[Exercise description] Please transcribe the data that follows without the pictures, keeping every word the same.
### Rows ###
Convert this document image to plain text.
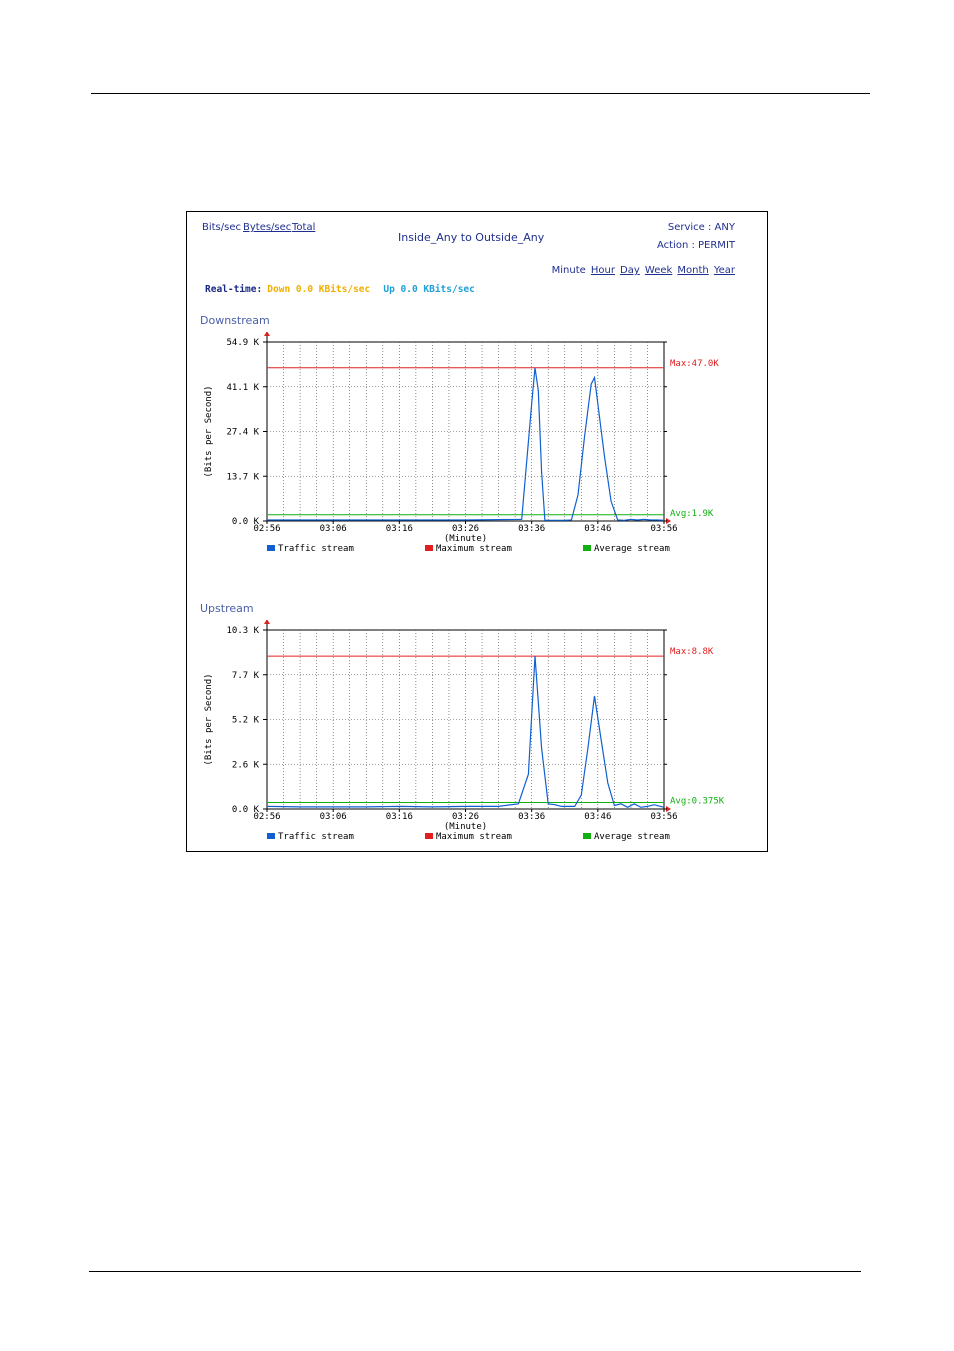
Bits/sec Bytes/sec Total
Inside_Any to Outside_Any
Service : ANY
Action : PERMIT
Minute Hour Day Week Month Year
Real-time: Down 0.0 KBits/sec Up 0.0 KBits/sec
Downstream
54.9 K
41.1 K
27.4 K
13.7 K
0.0 K
02:56	03:06	03:16	03:26	03:36	03:46	03:56
(Minute)
(Bits per Second)
Max:47.0K
Avg:1.9K
Traffic stream	Maximum stream	Average stream
Upstream
10.3 K
7.7 K
5.2 K
2.6 K
0.0 K
02:56	03:06	03:16	03:26	03:36	03:46	03:56
(Minute)
(Bits per Second)
Max:8.8K
Avg:0.375K
Traffic stream	Maximum stream	Average stream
###
[Task solution]
Convert this document image to plain text.
Bits/sec Bytes/sec Total
Inside_Any to Outside_Any
Service : ANY
Action : PERMIT
Minute Hour Day Week Month Year
Real-time: Down 0.0 KBits/sec Up 0.0 KBits/sec
Downstream
54.9 K
41.1 K
27.4 K
13.7 K
0.0 K
02:56	03:06	03:16	03:26	03:36	03:46	03:56
(Minute)
(Bits per Second)
Max:47.0K
Avg:1.9K
Traffic stream	Maximum stream	Average stream
Upstream
10.3 K
7.7 K
5.2 K
2.6 K
0.0 K
02:56	03:06	03:16	03:26	03:36	03:46	03:56
(Minute)
(Bits per Second)
Max:8.8K
Avg:0.375K
Traffic stream	Maximum stream	Average stream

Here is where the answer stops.